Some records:

== == ==

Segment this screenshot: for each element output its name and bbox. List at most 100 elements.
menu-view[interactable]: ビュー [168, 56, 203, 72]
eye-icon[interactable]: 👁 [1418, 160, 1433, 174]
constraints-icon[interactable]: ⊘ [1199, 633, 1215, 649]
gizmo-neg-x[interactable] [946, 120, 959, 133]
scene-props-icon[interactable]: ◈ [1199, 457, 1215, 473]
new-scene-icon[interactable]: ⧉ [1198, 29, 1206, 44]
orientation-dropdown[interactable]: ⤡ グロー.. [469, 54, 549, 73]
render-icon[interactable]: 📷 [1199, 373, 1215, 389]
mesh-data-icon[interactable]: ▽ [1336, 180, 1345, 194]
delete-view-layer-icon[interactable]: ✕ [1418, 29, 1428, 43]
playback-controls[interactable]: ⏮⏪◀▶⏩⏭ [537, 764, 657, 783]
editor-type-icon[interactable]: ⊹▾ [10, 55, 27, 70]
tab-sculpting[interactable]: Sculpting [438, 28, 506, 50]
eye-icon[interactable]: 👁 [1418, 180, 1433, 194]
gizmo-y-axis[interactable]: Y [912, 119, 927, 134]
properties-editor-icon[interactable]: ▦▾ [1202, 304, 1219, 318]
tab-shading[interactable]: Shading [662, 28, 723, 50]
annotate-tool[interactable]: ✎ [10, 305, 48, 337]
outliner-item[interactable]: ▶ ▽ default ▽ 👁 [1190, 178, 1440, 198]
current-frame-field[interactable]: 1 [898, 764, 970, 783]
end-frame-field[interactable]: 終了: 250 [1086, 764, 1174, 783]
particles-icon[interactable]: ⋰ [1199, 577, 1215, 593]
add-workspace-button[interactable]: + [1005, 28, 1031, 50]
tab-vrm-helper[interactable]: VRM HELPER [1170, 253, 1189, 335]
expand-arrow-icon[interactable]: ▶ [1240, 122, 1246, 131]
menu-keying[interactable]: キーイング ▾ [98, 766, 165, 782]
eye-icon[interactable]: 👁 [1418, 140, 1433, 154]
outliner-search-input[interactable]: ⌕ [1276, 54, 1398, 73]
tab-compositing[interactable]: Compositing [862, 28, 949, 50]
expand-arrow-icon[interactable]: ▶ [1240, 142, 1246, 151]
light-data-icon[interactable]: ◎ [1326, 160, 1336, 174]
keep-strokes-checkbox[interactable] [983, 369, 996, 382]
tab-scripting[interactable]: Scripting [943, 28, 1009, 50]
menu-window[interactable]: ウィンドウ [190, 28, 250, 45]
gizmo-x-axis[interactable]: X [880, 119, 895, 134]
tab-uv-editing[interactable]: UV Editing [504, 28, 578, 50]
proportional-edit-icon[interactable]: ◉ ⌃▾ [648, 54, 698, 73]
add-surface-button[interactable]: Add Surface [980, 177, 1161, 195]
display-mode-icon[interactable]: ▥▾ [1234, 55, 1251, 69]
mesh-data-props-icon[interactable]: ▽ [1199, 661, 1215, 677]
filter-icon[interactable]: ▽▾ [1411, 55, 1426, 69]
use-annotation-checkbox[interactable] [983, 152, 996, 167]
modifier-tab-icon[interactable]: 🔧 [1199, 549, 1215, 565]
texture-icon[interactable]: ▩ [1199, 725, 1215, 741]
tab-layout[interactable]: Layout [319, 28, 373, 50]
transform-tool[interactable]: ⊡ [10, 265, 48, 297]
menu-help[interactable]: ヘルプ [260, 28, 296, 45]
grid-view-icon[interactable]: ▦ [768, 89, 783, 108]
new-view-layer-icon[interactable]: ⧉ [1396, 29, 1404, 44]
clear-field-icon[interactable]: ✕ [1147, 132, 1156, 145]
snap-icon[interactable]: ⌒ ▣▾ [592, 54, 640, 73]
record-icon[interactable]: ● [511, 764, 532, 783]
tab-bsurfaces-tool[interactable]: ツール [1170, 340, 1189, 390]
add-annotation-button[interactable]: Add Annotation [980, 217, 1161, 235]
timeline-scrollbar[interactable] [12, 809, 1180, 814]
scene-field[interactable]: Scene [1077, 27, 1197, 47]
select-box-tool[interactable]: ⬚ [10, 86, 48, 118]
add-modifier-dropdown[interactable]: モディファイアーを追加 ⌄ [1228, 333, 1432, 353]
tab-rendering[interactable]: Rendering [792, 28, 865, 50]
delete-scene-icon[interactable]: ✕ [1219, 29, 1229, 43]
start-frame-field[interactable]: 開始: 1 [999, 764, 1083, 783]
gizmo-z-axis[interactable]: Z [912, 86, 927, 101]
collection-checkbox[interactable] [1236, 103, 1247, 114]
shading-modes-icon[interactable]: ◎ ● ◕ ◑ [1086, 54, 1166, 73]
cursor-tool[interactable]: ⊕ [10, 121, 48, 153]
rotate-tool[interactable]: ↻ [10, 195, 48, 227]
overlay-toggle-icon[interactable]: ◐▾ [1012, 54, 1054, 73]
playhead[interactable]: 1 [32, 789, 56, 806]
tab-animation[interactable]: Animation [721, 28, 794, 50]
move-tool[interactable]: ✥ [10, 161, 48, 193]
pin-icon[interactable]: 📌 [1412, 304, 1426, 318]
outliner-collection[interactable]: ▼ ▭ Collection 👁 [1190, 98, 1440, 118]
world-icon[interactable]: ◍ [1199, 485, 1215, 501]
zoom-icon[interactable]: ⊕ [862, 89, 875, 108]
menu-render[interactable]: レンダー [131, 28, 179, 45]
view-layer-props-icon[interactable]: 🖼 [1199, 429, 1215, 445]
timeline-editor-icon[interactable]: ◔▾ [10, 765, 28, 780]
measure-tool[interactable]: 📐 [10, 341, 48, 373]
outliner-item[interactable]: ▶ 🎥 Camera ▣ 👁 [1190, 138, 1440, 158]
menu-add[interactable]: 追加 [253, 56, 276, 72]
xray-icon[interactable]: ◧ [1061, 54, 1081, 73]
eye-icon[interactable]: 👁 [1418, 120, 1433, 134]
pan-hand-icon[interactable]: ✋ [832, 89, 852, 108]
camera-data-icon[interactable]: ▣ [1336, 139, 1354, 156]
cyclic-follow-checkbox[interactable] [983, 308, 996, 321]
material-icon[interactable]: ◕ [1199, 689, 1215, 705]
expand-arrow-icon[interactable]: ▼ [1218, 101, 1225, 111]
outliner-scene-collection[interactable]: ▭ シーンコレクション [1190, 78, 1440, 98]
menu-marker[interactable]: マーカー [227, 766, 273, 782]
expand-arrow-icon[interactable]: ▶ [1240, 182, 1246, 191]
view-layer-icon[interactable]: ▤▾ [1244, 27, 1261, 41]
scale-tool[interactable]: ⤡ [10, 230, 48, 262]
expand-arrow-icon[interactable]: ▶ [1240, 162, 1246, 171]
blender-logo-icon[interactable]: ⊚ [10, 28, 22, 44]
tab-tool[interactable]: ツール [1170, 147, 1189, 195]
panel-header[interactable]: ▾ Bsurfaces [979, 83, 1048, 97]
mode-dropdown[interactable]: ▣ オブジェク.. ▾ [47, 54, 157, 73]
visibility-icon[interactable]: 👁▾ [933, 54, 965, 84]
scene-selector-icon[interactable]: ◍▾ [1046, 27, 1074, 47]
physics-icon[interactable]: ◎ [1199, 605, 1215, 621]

== == ==

Update the records by replacing each occurrence of "eye-icon" with "eye-toggle", and reproduce every line with nothing else changed.

▶ _Solved exercise_:
Segment this screenshot: for each element output its name and bbox. List at most 100 elements.
menu-view[interactable]: ビュー [168, 56, 203, 72]
eye-toggle[interactable]: 👁 [1418, 160, 1433, 174]
constraints-icon[interactable]: ⊘ [1199, 633, 1215, 649]
gizmo-neg-x[interactable] [946, 120, 959, 133]
scene-props-icon[interactable]: ◈ [1199, 457, 1215, 473]
new-scene-icon[interactable]: ⧉ [1198, 29, 1206, 44]
orientation-dropdown[interactable]: ⤡ グロー.. [469, 54, 549, 73]
render-icon[interactable]: 📷 [1199, 373, 1215, 389]
mesh-data-icon[interactable]: ▽ [1336, 180, 1345, 194]
delete-view-layer-icon[interactable]: ✕ [1418, 29, 1428, 43]
playback-controls[interactable]: ⏮⏪◀▶⏩⏭ [537, 764, 657, 783]
editor-type-icon[interactable]: ⊹▾ [10, 55, 27, 70]
tab-sculpting[interactable]: Sculpting [438, 28, 506, 50]
eye-toggle[interactable]: 👁 [1418, 180, 1433, 194]
gizmo-y-axis[interactable]: Y [912, 119, 927, 134]
properties-editor-icon[interactable]: ▦▾ [1202, 304, 1219, 318]
tab-shading[interactable]: Shading [662, 28, 723, 50]
annotate-tool[interactable]: ✎ [10, 305, 48, 337]
outliner-item[interactable]: ▶ ▽ default ▽ 👁 [1190, 178, 1440, 198]
current-frame-field[interactable]: 1 [898, 764, 970, 783]
end-frame-field[interactable]: 終了: 250 [1086, 764, 1174, 783]
particles-icon[interactable]: ⋰ [1199, 577, 1215, 593]
add-workspace-button[interactable]: + [1005, 28, 1031, 50]
tab-vrm-helper[interactable]: VRM HELPER [1170, 253, 1189, 335]
expand-arrow-icon[interactable]: ▶ [1240, 122, 1246, 131]
menu-keying[interactable]: キーイング ▾ [98, 766, 165, 782]
eye-toggle[interactable]: 👁 [1418, 140, 1433, 154]
outliner-search-input[interactable]: ⌕ [1276, 54, 1398, 73]
tab-compositing[interactable]: Compositing [862, 28, 949, 50]
expand-arrow-icon[interactable]: ▶ [1240, 142, 1246, 151]
light-data-icon[interactable]: ◎ [1326, 160, 1336, 174]
keep-strokes-checkbox[interactable] [983, 369, 996, 382]
tab-scripting[interactable]: Scripting [943, 28, 1009, 50]
menu-window[interactable]: ウィンドウ [190, 28, 250, 45]
gizmo-x-axis[interactable]: X [880, 119, 895, 134]
tab-uv-editing[interactable]: UV Editing [504, 28, 578, 50]
proportional-edit-icon[interactable]: ◉ ⌃▾ [648, 54, 698, 73]
add-surface-button[interactable]: Add Surface [980, 177, 1161, 195]
display-mode-icon[interactable]: ▥▾ [1234, 55, 1251, 69]
mesh-data-props-icon[interactable]: ▽ [1199, 661, 1215, 677]
filter-icon[interactable]: ▽▾ [1411, 55, 1426, 69]
use-annotation-checkbox[interactable] [983, 152, 996, 167]
modifier-tab-icon[interactable]: 🔧 [1199, 549, 1215, 565]
texture-icon[interactable]: ▩ [1199, 725, 1215, 741]
tab-layout[interactable]: Layout [319, 28, 373, 50]
transform-tool[interactable]: ⊡ [10, 265, 48, 297]
menu-help[interactable]: ヘルプ [260, 28, 296, 45]
grid-view-icon[interactable]: ▦ [768, 89, 783, 108]
new-view-layer-icon[interactable]: ⧉ [1396, 29, 1404, 44]
clear-field-icon[interactable]: ✕ [1147, 132, 1156, 145]
snap-icon[interactable]: ⌒ ▣▾ [592, 54, 640, 73]
record-icon[interactable]: ● [511, 764, 532, 783]
tab-bsurfaces-tool[interactable]: ツール [1170, 340, 1189, 390]
add-annotation-button[interactable]: Add Annotation [980, 217, 1161, 235]
timeline-scrollbar[interactable] [12, 809, 1180, 814]
scene-field[interactable]: Scene [1077, 27, 1197, 47]
select-box-tool[interactable]: ⬚ [10, 86, 48, 118]
add-modifier-dropdown[interactable]: モディファイアーを追加 ⌄ [1228, 333, 1432, 353]
tab-rendering[interactable]: Rendering [792, 28, 865, 50]
delete-scene-icon[interactable]: ✕ [1219, 29, 1229, 43]
start-frame-field[interactable]: 開始: 1 [999, 764, 1083, 783]
gizmo-z-axis[interactable]: Z [912, 86, 927, 101]
collection-checkbox[interactable] [1236, 103, 1247, 114]
shading-modes-icon[interactable]: ◎ ● ◕ ◑ [1086, 54, 1166, 73]
cursor-tool[interactable]: ⊕ [10, 121, 48, 153]
rotate-tool[interactable]: ↻ [10, 195, 48, 227]
overlay-toggle-icon[interactable]: ◐▾ [1012, 54, 1054, 73]
playhead[interactable]: 1 [32, 789, 56, 806]
tab-animation[interactable]: Animation [721, 28, 794, 50]
move-tool[interactable]: ✥ [10, 161, 48, 193]
pin-icon[interactable]: 📌 [1412, 304, 1426, 318]
outliner-collection[interactable]: ▼ ▭ Collection 👁 [1190, 98, 1440, 118]
world-icon[interactable]: ◍ [1199, 485, 1215, 501]
zoom-icon[interactable]: ⊕ [862, 89, 875, 108]
menu-render[interactable]: レンダー [131, 28, 179, 45]
view-layer-props-icon[interactable]: 🖼 [1199, 429, 1215, 445]
timeline-editor-icon[interactable]: ◔▾ [10, 765, 28, 780]
measure-tool[interactable]: 📐 [10, 341, 48, 373]
outliner-item[interactable]: ▶ 🎥 Camera ▣ 👁 [1190, 138, 1440, 158]
menu-add[interactable]: 追加 [253, 56, 276, 72]
xray-icon[interactable]: ◧ [1061, 54, 1081, 73]
eye-toggle[interactable]: 👁 [1418, 120, 1433, 134]
pan-hand-icon[interactable]: ✋ [832, 89, 852, 108]
camera-data-icon[interactable]: ▣ [1336, 139, 1354, 156]
cyclic-follow-checkbox[interactable] [983, 308, 996, 321]
material-icon[interactable]: ◕ [1199, 689, 1215, 705]
expand-arrow-icon[interactable]: ▼ [1218, 101, 1225, 111]
outliner-scene-collection[interactable]: ▭ シーンコレクション [1190, 78, 1440, 98]
menu-marker[interactable]: マーカー [227, 766, 273, 782]
expand-arrow-icon[interactable]: ▶ [1240, 182, 1246, 191]
view-layer-icon[interactable]: ▤▾ [1244, 27, 1261, 41]
scale-tool[interactable]: ⤡ [10, 230, 48, 262]
expand-arrow-icon[interactable]: ▶ [1240, 162, 1246, 171]
blender-logo-icon[interactable]: ⊚ [10, 28, 22, 44]
tab-tool[interactable]: ツール [1170, 147, 1189, 195]
panel-header[interactable]: ▾ Bsurfaces [979, 83, 1048, 97]
mode-dropdown[interactable]: ▣ オブジェク.. ▾ [47, 54, 157, 73]
visibility-icon[interactable]: 👁▾ [933, 54, 965, 84]
scene-selector-icon[interactable]: ◍▾ [1046, 27, 1074, 47]
physics-icon[interactable]: ◎ [1199, 605, 1215, 621]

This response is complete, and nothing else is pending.